WHAT TO PRODUCE | Output the records exactly as they appear, with no pictures included.

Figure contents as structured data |
══════
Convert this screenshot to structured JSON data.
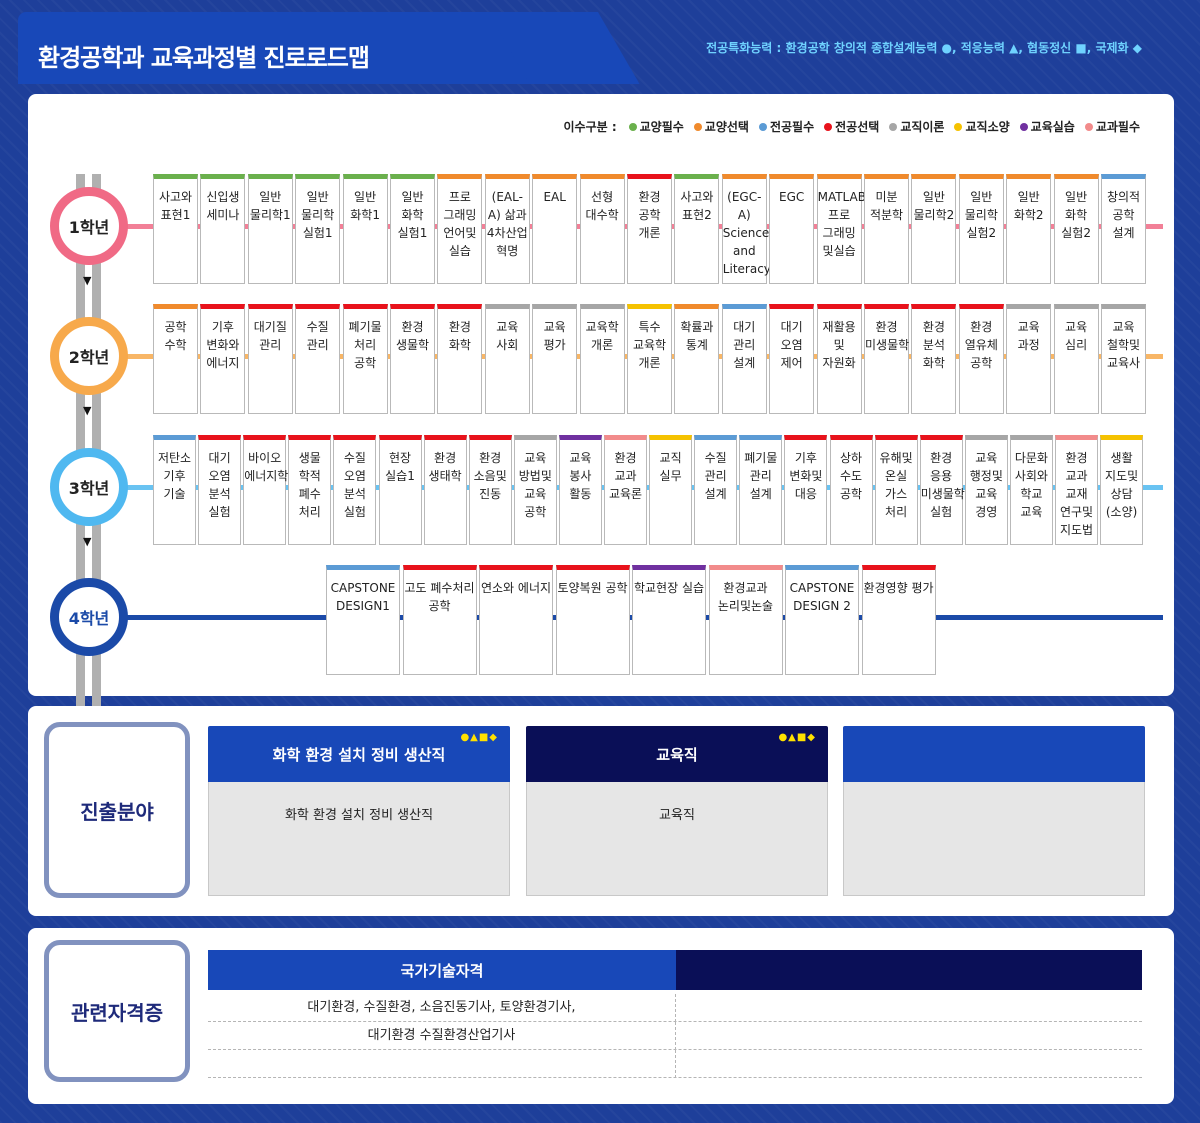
{
  "header": {
    "title": "환경공학과 교육과정별 진로로드맵",
    "competency_legend": "전공특화능력 : 환경공학 창의적 종합설계능력 ●, 적응능력 ▲, 협동정신 ■, 국제화 ◆"
  },
  "course_types": {
    "label": "이수구분 :",
    "items": [
      {
        "name": "교양필수",
        "color": "#6ab04c"
      },
      {
        "name": "교양선택",
        "color": "#f08a2c"
      },
      {
        "name": "전공필수",
        "color": "#5b9bd5"
      },
      {
        "name": "전공선택",
        "color": "#e8121b"
      },
      {
        "name": "교직이론",
        "color": "#a6a6a6"
      },
      {
        "name": "교직소양",
        "color": "#f5c200"
      },
      {
        "name": "교육실습",
        "color": "#7030a0"
      },
      {
        "name": "교과필수",
        "color": "#f28b8b"
      }
    ]
  },
  "years": [
    {
      "label": "1학년",
      "color": "#f06a85",
      "courses": [
        {
          "name": "사고와 표현1",
          "type": "교양필수"
        },
        {
          "name": "신입생 세미나",
          "type": "교양필수"
        },
        {
          "name": "일반 물리학1",
          "type": "교양필수"
        },
        {
          "name": "일반 물리학 실험1",
          "type": "교양필수"
        },
        {
          "name": "일반 화학1",
          "type": "교양필수"
        },
        {
          "name": "일반 화학 실험1",
          "type": "교양필수"
        },
        {
          "name": "프로 그래밍 언어및 실습",
          "type": "교양선택"
        },
        {
          "name": "(EAL-A) 삶과 4차산업 혁명",
          "type": "교양선택"
        },
        {
          "name": "EAL",
          "type": "교양선택"
        },
        {
          "name": "선형 대수학",
          "type": "교양선택"
        },
        {
          "name": "환경 공학 개론",
          "type": "전공선택"
        },
        {
          "name": "사고와 표현2",
          "type": "교양필수"
        },
        {
          "name": "(EGC-A) Science and Literacy",
          "type": "교양선택"
        },
        {
          "name": "EGC",
          "type": "교양선택"
        },
        {
          "name": "MATLAB 프로 그래밍 및실습",
          "type": "교양선택"
        },
        {
          "name": "미분 적분학",
          "type": "교양선택"
        },
        {
          "name": "일반 물리학2",
          "type": "교양선택"
        },
        {
          "name": "일반 물리학 실험2",
          "type": "교양선택"
        },
        {
          "name": "일반 화학2",
          "type": "교양선택"
        },
        {
          "name": "일반 화학 실험2",
          "type": "교양선택"
        },
        {
          "name": "창의적 공학 설계",
          "type": "전공필수"
        }
      ]
    },
    {
      "label": "2학년",
      "color": "#f7a94b",
      "courses": [
        {
          "name": "공학 수학",
          "type": "교양선택"
        },
        {
          "name": "기후 변화와 에너지",
          "type": "전공선택"
        },
        {
          "name": "대기질 관리",
          "type": "전공선택"
        },
        {
          "name": "수질 관리",
          "type": "전공선택"
        },
        {
          "name": "폐기물 처리 공학",
          "type": "전공선택"
        },
        {
          "name": "환경 생물학",
          "type": "전공선택"
        },
        {
          "name": "환경 화학",
          "type": "전공선택"
        },
        {
          "name": "교육 사회",
          "type": "교직이론"
        },
        {
          "name": "교육 평가",
          "type": "교직이론"
        },
        {
          "name": "교육학 개론",
          "type": "교직이론"
        },
        {
          "name": "특수 교육학 개론",
          "type": "교직소양"
        },
        {
          "name": "확률과 통계",
          "type": "교양선택"
        },
        {
          "name": "대기 관리 설계",
          "type": "전공필수"
        },
        {
          "name": "대기 오염 제어",
          "type": "전공선택"
        },
        {
          "name": "재활용 및 자원화",
          "type": "전공선택"
        },
        {
          "name": "환경 미생물학",
          "type": "전공선택"
        },
        {
          "name": "환경 분석 화학",
          "type": "전공선택"
        },
        {
          "name": "환경 열유체 공학",
          "type": "전공선택"
        },
        {
          "name": "교육 과정",
          "type": "교직이론"
        },
        {
          "name": "교육 심리",
          "type": "교직이론"
        },
        {
          "name": "교육 철학및 교육사",
          "type": "교직이론"
        }
      ]
    },
    {
      "label": "3학년",
      "color": "#4fb8f0",
      "courses": [
        {
          "name": "저탄소 기후 기술",
          "type": "전공필수"
        },
        {
          "name": "대기 오염 분석 실험",
          "type": "전공선택"
        },
        {
          "name": "바이오 에너지학",
          "type": "전공선택"
        },
        {
          "name": "생물 학적 폐수 처리",
          "type": "전공선택"
        },
        {
          "name": "수질 오염 분석 실험",
          "type": "전공선택"
        },
        {
          "name": "현장 실습1",
          "type": "전공선택"
        },
        {
          "name": "환경 생태학",
          "type": "전공선택"
        },
        {
          "name": "환경 소음및 진동",
          "type": "전공선택"
        },
        {
          "name": "교육 방법및 교육 공학",
          "type": "교직이론"
        },
        {
          "name": "교육 봉사 활동",
          "type": "교육실습"
        },
        {
          "name": "환경 교과 교육론",
          "type": "교과필수"
        },
        {
          "name": "교직 실무",
          "type": "교직소양"
        },
        {
          "name": "수질 관리 설계",
          "type": "전공필수"
        },
        {
          "name": "폐기물 관리 설계",
          "type": "전공필수"
        },
        {
          "name": "기후 변화및 대응",
          "type": "전공선택"
        },
        {
          "name": "상하 수도 공학",
          "type": "전공선택"
        },
        {
          "name": "유해및 온실 가스 처리",
          "type": "전공선택"
        },
        {
          "name": "환경 응용 미생물학 실험",
          "type": "전공선택"
        },
        {
          "name": "교육 행정및 교육 경영",
          "type": "교직이론"
        },
        {
          "name": "다문화 사회와 학교 교육",
          "type": "교직이론"
        },
        {
          "name": "환경 교과 교재 연구및 지도법",
          "type": "교과필수"
        },
        {
          "name": "생활 지도및 상담 (소양)",
          "type": "교직소양"
        }
      ]
    },
    {
      "label": "4학년",
      "color": "#1b4aa8",
      "courses": [
        {
          "name": "CAPSTONE DESIGN1",
          "type": "전공필수"
        },
        {
          "name": "고도 폐수처리 공학",
          "type": "전공선택"
        },
        {
          "name": "연소와 에너지",
          "type": "전공선택"
        },
        {
          "name": "토양복원 공학",
          "type": "전공선택"
        },
        {
          "name": "학교현장 실습",
          "type": "교육실습"
        },
        {
          "name": "환경교과 논리및논술",
          "type": "교과필수"
        },
        {
          "name": "CAPSTONE DESIGN 2",
          "type": "전공필수"
        },
        {
          "name": "환경영향 평가",
          "type": "전공선택"
        }
      ]
    }
  ],
  "career": {
    "label": "진출분야",
    "jobs": [
      {
        "title": "화학 환경 설치 정비 생산직",
        "body": "화학 환경 설치 정비 생산직",
        "symbols": "●▲■◆",
        "head_color": "#1848b8"
      },
      {
        "title": "교육직",
        "body": "교육직",
        "symbols": "●▲■◆",
        "head_color": "#0a0f57"
      },
      {
        "title": "",
        "body": "",
        "symbols": "",
        "head_color": "#1848b8"
      }
    ]
  },
  "certs": {
    "label": "관련자격증",
    "header": "국가기술자격",
    "rows": [
      "대기환경, 수질환경, 소음진동기사, 토양환경기사,",
      "대기환경 수질환경산업기사",
      ""
    ]
  }
}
══════
TASK RESPONSE |
Convert this screenshot to structured JSON data.
{
  "header": {
    "title": "환경공학과 교육과정별 진로로드맵",
    "competency_legend": "전공특화능력 : 환경공학 창의적 종합설계능력 ●, 적응능력 ▲, 협동정신 ■, 국제화 ◆"
  },
  "course_types": {
    "label": "이수구분 :",
    "items": [
      {
        "name": "교양필수",
        "color": "#6ab04c"
      },
      {
        "name": "교양선택",
        "color": "#f08a2c"
      },
      {
        "name": "전공필수",
        "color": "#5b9bd5"
      },
      {
        "name": "전공선택",
        "color": "#e8121b"
      },
      {
        "name": "교직이론",
        "color": "#a6a6a6"
      },
      {
        "name": "교직소양",
        "color": "#f5c200"
      },
      {
        "name": "교육실습",
        "color": "#7030a0"
      },
      {
        "name": "교과필수",
        "color": "#f28b8b"
      }
    ]
  },
  "years": [
    {
      "label": "1학년",
      "color": "#f06a85",
      "courses": [
        {
          "name": "사고와 표현1",
          "type": "교양필수"
        },
        {
          "name": "신입생 세미나",
          "type": "교양필수"
        },
        {
          "name": "일반 물리학1",
          "type": "교양필수"
        },
        {
          "name": "일반 물리학 실험1",
          "type": "교양필수"
        },
        {
          "name": "일반 화학1",
          "type": "교양필수"
        },
        {
          "name": "일반 화학 실험1",
          "type": "교양필수"
        },
        {
          "name": "프로 그래밍 언어및 실습",
          "type": "교양선택"
        },
        {
          "name": "(EAL-A) 삶과 4차산업 혁명",
          "type": "교양선택"
        },
        {
          "name": "EAL",
          "type": "교양선택"
        },
        {
          "name": "선형 대수학",
          "type": "교양선택"
        },
        {
          "name": "환경 공학 개론",
          "type": "전공선택"
        },
        {
          "name": "사고와 표현2",
          "type": "교양필수"
        },
        {
          "name": "(EGC-A) Science and Literacy",
          "type": "교양선택"
        },
        {
          "name": "EGC",
          "type": "교양선택"
        },
        {
          "name": "MATLAB 프로 그래밍 및실습",
          "type": "교양선택"
        },
        {
          "name": "미분 적분학",
          "type": "교양선택"
        },
        {
          "name": "일반 물리학2",
          "type": "교양선택"
        },
        {
          "name": "일반 물리학 실험2",
          "type": "교양선택"
        },
        {
          "name": "일반 화학2",
          "type": "교양선택"
        },
        {
          "name": "일반 화학 실험2",
          "type": "교양선택"
        },
        {
          "name": "창의적 공학 설계",
          "type": "전공필수"
        }
      ]
    },
    {
      "label": "2학년",
      "color": "#f7a94b",
      "courses": [
        {
          "name": "공학 수학",
          "type": "교양선택"
        },
        {
          "name": "기후 변화와 에너지",
          "type": "전공선택"
        },
        {
          "name": "대기질 관리",
          "type": "전공선택"
        },
        {
          "name": "수질 관리",
          "type": "전공선택"
        },
        {
          "name": "폐기물 처리 공학",
          "type": "전공선택"
        },
        {
          "name": "환경 생물학",
          "type": "전공선택"
        },
        {
          "name": "환경 화학",
          "type": "전공선택"
        },
        {
          "name": "교육 사회",
          "type": "교직이론"
        },
        {
          "name": "교육 평가",
          "type": "교직이론"
        },
        {
          "name": "교육학 개론",
          "type": "교직이론"
        },
        {
          "name": "특수 교육학 개론",
          "type": "교직소양"
        },
        {
          "name": "확률과 통계",
          "type": "교양선택"
        },
        {
          "name": "대기 관리 설계",
          "type": "전공필수"
        },
        {
          "name": "대기 오염 제어",
          "type": "전공선택"
        },
        {
          "name": "재활용 및 자원화",
          "type": "전공선택"
        },
        {
          "name": "환경 미생물학",
          "type": "전공선택"
        },
        {
          "name": "환경 분석 화학",
          "type": "전공선택"
        },
        {
          "name": "환경 열유체 공학",
          "type": "전공선택"
        },
        {
          "name": "교육 과정",
          "type": "교직이론"
        },
        {
          "name": "교육 심리",
          "type": "교직이론"
        },
        {
          "name": "교육 철학및 교육사",
          "type": "교직이론"
        }
      ]
    },
    {
      "label": "3학년",
      "color": "#4fb8f0",
      "courses": [
        {
          "name": "저탄소 기후 기술",
          "type": "전공필수"
        },
        {
          "name": "대기 오염 분석 실험",
          "type": "전공선택"
        },
        {
          "name": "바이오 에너지학",
          "type": "전공선택"
        },
        {
          "name": "생물 학적 폐수 처리",
          "type": "전공선택"
        },
        {
          "name": "수질 오염 분석 실험",
          "type": "전공선택"
        },
        {
          "name": "현장 실습1",
          "type": "전공선택"
        },
        {
          "name": "환경 생태학",
          "type": "전공선택"
        },
        {
          "name": "환경 소음및 진동",
          "type": "전공선택"
        },
        {
          "name": "교육 방법및 교육 공학",
          "type": "교직이론"
        },
        {
          "name": "교육 봉사 활동",
          "type": "교육실습"
        },
        {
          "name": "환경 교과 교육론",
          "type": "교과필수"
        },
        {
          "name": "교직 실무",
          "type": "교직소양"
        },
        {
          "name": "수질 관리 설계",
          "type": "전공필수"
        },
        {
          "name": "폐기물 관리 설계",
          "type": "전공필수"
        },
        {
          "name": "기후 변화및 대응",
          "type": "전공선택"
        },
        {
          "name": "상하 수도 공학",
          "type": "전공선택"
        },
        {
          "name": "유해및 온실 가스 처리",
          "type": "전공선택"
        },
        {
          "name": "환경 응용 미생물학 실험",
          "type": "전공선택"
        },
        {
          "name": "교육 행정및 교육 경영",
          "type": "교직이론"
        },
        {
          "name": "다문화 사회와 학교 교육",
          "type": "교직이론"
        },
        {
          "name": "환경 교과 교재 연구및 지도법",
          "type": "교과필수"
        },
        {
          "name": "생활 지도및 상담 (소양)",
          "type": "교직소양"
        }
      ]
    },
    {
      "label": "4학년",
      "color": "#1b4aa8",
      "courses": [
        {
          "name": "CAPSTONE DESIGN1",
          "type": "전공필수"
        },
        {
          "name": "고도 폐수처리 공학",
          "type": "전공선택"
        },
        {
          "name": "연소와 에너지",
          "type": "전공선택"
        },
        {
          "name": "토양복원 공학",
          "type": "전공선택"
        },
        {
          "name": "학교현장 실습",
          "type": "교육실습"
        },
        {
          "name": "환경교과 논리및논술",
          "type": "교과필수"
        },
        {
          "name": "CAPSTONE DESIGN 2",
          "type": "전공필수"
        },
        {
          "name": "환경영향 평가",
          "type": "전공선택"
        }
      ]
    }
  ],
  "career": {
    "label": "진출분야",
    "jobs": [
      {
        "title": "화학 환경 설치 정비 생산직",
        "body": "화학 환경 설치 정비 생산직",
        "symbols": "●▲■◆",
        "head_color": "#1848b8"
      },
      {
        "title": "교육직",
        "body": "교육직",
        "symbols": "●▲■◆",
        "head_color": "#0a0f57"
      },
      {
        "title": "",
        "body": "",
        "symbols": "",
        "head_color": "#1848b8"
      }
    ]
  },
  "certs": {
    "label": "관련자격증",
    "header": "국가기술자격",
    "rows": [
      "대기환경, 수질환경, 소음진동기사, 토양환경기사,",
      "대기환경 수질환경산업기사",
      ""
    ]
  }
}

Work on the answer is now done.